### ページ本文

短期滞在手術基本料 厚労省が包括範囲と対象の見直しを提起

▲森田中医協会長(右端)は診療側の要望に「前向きに検討する」と答えた(下段記事)

短期滞在手術基本料
厚労省が包括範囲と対象の見直しを提起

【中医協総会】
平均在院日数の計算に影響。「データが不足」診療側は慎重姿勢

 

 5月15日の中医協総会は入院医療の3回目として短期滞在手術基本料を取り上げ、フリートーキングを行なった。
 短期滞在手術基本料とは短期入院型の手術を行なう上で必要な診療費用を包括したもので、短期滞在手術基本料1(算定対象は13件の日帰り手術)、短期滞在手術基本料2(16件の1泊2日手術)、短期滞在手術基本料3(4泊5日までの手術2件)の3つからなる。
 このうち、短期滞在手術基本料の1と2は出来高との選択制で、算定には届出が必要だが、3については対象手術が特別入院基本料と小児入院医療管理料以外はすべて算定となるため、具体的な施設基準は設けられず、届出も不要とされている。
 2と3は平均在院日数の計算対象となるが、1は平均在院日数の計算対象に入っていない。
 算定状況をみると、短期滞在手術基本料1の実施件数は5,822件に過ぎず、2になると293件、3も248件(いずれも2011年度)と、きわめて少ない。
 事務局(厚労省保険局医療課)は、医療機関等に聴取した結果、「短期滞在手術基本料1と2の対象手術の多くが規定期間を超えて入院するため、出来高で算定する医療機関が多く、届出を行なってまで算定する医療機関が少ない」ことが分かったと説明した。
 事務局がDPCの入院データ(12年4月~9月)から調べた短期滞在手術基本料対象手術の在院日数は、1に関しては、腋臭症手術(皮膚有毛部切除術)の中央値は4日、関節鏡下手根管開放手術は同2日、水晶体再建術は4日、乳腺腫瘍摘出術(長径5cm未満)は3日、内視鏡的結腸ポリープ・粘膜切除術(長径2cm未満)は3日であった。
 2については、胸腔鏡下交感神経節切除術(両側)が3日、下肢静脈瘤手術(抜去切除術)が4日、子宮頸部(腟部)切除術が3日、子宮鏡下子宮筋腫摘出術が3日であった。
 このように、DPC対象病院では「日帰り手術」の患者に2~4日間の入院を、「1泊2日手術」の患者に3~4日の入院を提供していることが判明した。一方、短期滞在手術基本料の対象以外の手術や検査についても在院日数の分布を調べたところ、概ね2~3日以内に収まっていることが分かった。

######
### 抜粋データ

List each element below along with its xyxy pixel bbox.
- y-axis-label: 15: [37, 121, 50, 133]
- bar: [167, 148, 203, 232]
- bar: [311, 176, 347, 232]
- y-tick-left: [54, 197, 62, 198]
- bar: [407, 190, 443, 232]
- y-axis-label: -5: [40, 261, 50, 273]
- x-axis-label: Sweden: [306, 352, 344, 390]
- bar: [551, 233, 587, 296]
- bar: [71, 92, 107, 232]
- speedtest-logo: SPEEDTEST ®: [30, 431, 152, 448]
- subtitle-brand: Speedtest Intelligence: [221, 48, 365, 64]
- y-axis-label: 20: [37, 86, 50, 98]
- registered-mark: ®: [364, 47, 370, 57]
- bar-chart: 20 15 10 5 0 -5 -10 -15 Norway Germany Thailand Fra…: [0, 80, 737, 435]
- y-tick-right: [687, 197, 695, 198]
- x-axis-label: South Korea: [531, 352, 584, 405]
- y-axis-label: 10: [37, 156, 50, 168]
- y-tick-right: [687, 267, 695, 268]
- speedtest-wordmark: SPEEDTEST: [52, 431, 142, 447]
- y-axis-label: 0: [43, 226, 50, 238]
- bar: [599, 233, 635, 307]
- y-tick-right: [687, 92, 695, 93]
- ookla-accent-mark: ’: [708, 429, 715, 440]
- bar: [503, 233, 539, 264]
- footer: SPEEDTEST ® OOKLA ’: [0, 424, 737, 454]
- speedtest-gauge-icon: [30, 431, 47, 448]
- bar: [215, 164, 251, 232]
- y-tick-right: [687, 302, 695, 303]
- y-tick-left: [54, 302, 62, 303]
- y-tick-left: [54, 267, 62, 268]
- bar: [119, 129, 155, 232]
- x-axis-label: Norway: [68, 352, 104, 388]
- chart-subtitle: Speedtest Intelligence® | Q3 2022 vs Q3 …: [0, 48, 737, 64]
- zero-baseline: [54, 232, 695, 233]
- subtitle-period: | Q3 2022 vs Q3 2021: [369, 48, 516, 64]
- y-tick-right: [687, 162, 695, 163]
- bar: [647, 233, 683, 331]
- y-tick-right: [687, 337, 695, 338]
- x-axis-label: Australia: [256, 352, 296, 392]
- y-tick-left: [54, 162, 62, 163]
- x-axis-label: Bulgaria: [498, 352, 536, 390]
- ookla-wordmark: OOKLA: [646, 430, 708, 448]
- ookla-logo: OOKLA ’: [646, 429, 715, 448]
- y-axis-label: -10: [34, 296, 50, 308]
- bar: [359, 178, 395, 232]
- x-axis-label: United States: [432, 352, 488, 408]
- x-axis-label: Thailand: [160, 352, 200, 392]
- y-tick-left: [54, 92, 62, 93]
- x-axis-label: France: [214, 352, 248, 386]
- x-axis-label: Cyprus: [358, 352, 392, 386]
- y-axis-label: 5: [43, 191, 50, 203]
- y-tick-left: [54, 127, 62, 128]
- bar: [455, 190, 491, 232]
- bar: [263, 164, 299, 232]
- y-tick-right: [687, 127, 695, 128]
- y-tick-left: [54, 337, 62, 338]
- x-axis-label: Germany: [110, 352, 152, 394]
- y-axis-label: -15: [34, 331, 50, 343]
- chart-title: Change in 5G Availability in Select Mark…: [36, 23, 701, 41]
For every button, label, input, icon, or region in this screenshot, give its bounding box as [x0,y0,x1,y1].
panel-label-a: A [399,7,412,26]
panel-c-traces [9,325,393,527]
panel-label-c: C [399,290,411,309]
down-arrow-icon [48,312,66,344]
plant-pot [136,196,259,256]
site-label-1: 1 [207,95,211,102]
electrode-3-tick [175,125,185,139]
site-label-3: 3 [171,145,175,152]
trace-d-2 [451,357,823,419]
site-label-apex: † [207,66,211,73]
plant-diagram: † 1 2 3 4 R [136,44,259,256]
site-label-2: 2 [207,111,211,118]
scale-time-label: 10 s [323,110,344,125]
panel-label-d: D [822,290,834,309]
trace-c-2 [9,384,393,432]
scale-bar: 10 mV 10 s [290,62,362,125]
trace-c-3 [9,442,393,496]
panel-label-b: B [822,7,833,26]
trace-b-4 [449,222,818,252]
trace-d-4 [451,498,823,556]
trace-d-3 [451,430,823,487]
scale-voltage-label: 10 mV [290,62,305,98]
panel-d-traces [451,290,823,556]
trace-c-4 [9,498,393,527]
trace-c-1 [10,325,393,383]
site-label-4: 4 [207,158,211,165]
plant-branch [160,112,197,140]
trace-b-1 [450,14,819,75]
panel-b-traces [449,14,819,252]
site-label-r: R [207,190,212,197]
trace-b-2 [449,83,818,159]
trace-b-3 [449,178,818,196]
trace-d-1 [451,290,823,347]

######

課題内容 -
- 1) 短期滞在手術基本料に関する記事のうち、「2と3は平均在院日数の計算対」から「収まっていることが分かった。」までの部分を、両端を含めてそのまま書き写してください。
- 2) 短期滞在手術基本料に関する記事に基づき、次の問いに答えてください。
(a) 5月15日の中医協総会は、入院医療の何回目として短期滞在手術基本料を取り上げましたか。
(b) 2011年度における短期滞在手術基本料1の実施件数は何件ですか。
(c) DPCの入院データによると、水晶体再建術の在院日数の中央値は何日ですか。
- 3) 短期滞在手術基本料に関する記事の最後の文に続けて、その先を書き進めてください。
上記のデータは、別の出典から取得したものです。

課題の解答 -
- 1)
2と3は平均在院日数の計算対象となるが、1は平均在院日数の計算対象に入っていない。
 算定状況をみると、短期滞在手術基本料1の実施件数は5,822件に過ぎず、2になると293件、3も248件(いずれも2011年度)と、きわめて少ない。
 事務局(厚労省保険局医療課)は、医療機関等に聴取した結果、「短期滞在手術基本料1と2の対象手術の多くが規定期間を超えて入院するため、出来高で算定する医療機関が多く、届出を行なってまで算定する医療機関が少ない」ことが分かったと説明した。
 事務局がDPCの入院データ(12年4月~9月)から調べた短期滞在手術基本料対象手術の在院日数は、1に関しては、腋臭症手術(皮膚有毛部切除術)の中央値は4日、関節鏡下手根管開放手術は同2日、水晶体再建術は4日、乳腺腫瘍摘出術(長径5cm未満)は3日、内視鏡的結腸ポリープ・粘膜切除術(長径2cm未満)は3日であった。
 2については、胸腔鏡下交感神経節切除術(両側)が3日、下肢静脈瘤手術(抜去切除術)が4日、子宮頸部(腟部)切除術が3日、子宮鏡下子宮筋腫摘出術が3日であった。
 このように、DPC対象病院では「日帰り手術」の患者に2~4日間の入院を、「1泊2日手術」の患者に3~4日の入院を提供していることが判明した。一方、短期滞在手術基本料の対象以外の手術や検査についても在院日数の分布を調べたところ、概ね2~3日以内に収まっていることが分かった。

- 2)
(a) 3回目
(b) 5,822件
(c) 4日

- 3)
 こうしたことから、事務局は、短期滞在手術基本料について、(1)1と2は選択制であるため出来高で算定している医療機関が多い、(2)1と2の対象手術には、規定の入院期間は超えるが、多くが在院日数5日未満におさまる症例がある、(3)1と2の対象外でも、多くの症例が一定期間の在院日数におさまる手術や検査が存在している、(4)2および3を算定する患者は平均在院日数の計算対象に含まれている、と整理。
 論点で「治療や検査の方法、入院期間が標準化されてきているものについて、包括的な評価を推進することをどのように考えるか」と問題提起し、包括範囲や対象の拡大等さらなる包括化を検討する方向性を打ち出した。
 こうした事務局提案は、包括内容の見直しに終わらず、平均在院日数計算対象の見直しにまで及ぶことが考えられる。つまり、平均在院日数の計算に入っている手術を計算から外すことによって、短期手術を多用している病院を7対1から減らすという方策である。
 だが、短期滞在手術基本料に関する今回のデータは、本当に現場の実態を正確に反映しているのか、診療側はその点に疑問を抱いた。
 診療側の西澤委員(全日病会長)は、「日帰り手術であるのに、データ上は3~4日間の入院となっている。これは、それだけの入院が必要であると解釈していいのか」と事務局明に質した。これに対して、宇都宮医療課長は「日帰りの対象疾患であるが、(DPCのデータでは)3~4日入院している。やはり、無理なものもあるかと考える」との認識を表わした。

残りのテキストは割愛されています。